Output every entry exactly as written, skipping any pictures.

Dataset records

<<<<

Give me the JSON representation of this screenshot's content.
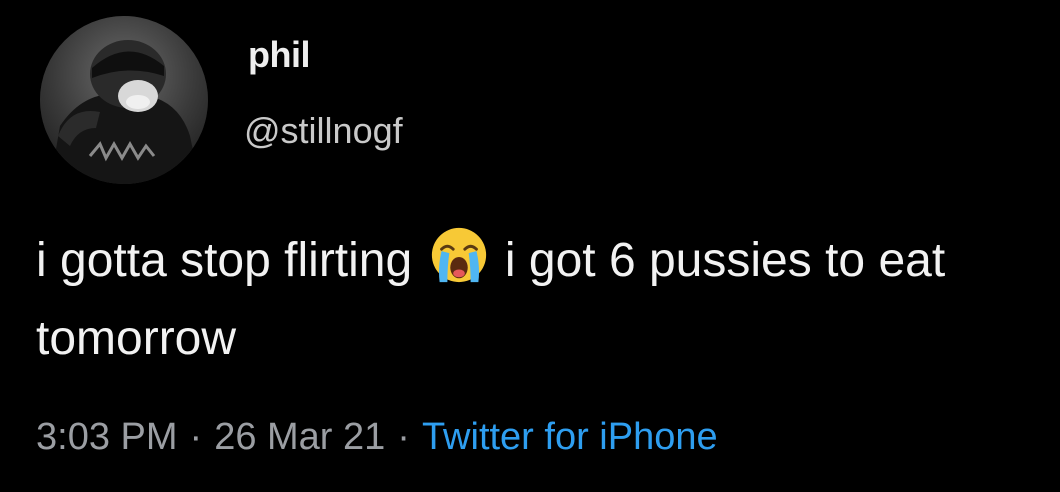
{
  "author": {
    "display_name": "phil",
    "handle": "@stillnogf",
    "avatar_icon": "profile-photo"
  },
  "tweet": {
    "text_before_emoji": "i gotta stop flirting",
    "emoji_icon": "loudly-crying-face-emoji",
    "text_after_emoji": "i got 6 pussies to eat tomorrow"
  },
  "meta": {
    "time": "3:03 PM",
    "separator": "·",
    "date": "26 Mar 21",
    "source": "Twitter for iPhone"
  },
  "colors": {
    "background": "#000000",
    "text": "#f2f2f2",
    "secondary_text": "#9b9ea3",
    "link": "#2e9ef0"
  }
}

>>>>

Solution |
Give me the JSON representation of this screenshot's content.
{
  "author": {
    "display_name": "phil",
    "handle": "@stillnogf",
    "avatar_icon": "profile-photo"
  },
  "tweet": {
    "text_before_emoji": "i gotta stop flirting",
    "emoji_icon": "loudly-crying-face-emoji",
    "text_after_emoji": "i got 6 pussies to eat tomorrow"
  },
  "meta": {
    "time": "3:03 PM",
    "separator": "·",
    "date": "26 Mar 21",
    "source": "Twitter for iPhone"
  },
  "colors": {
    "background": "#000000",
    "text": "#f2f2f2",
    "secondary_text": "#9b9ea3",
    "link": "#2e9ef0"
  }
}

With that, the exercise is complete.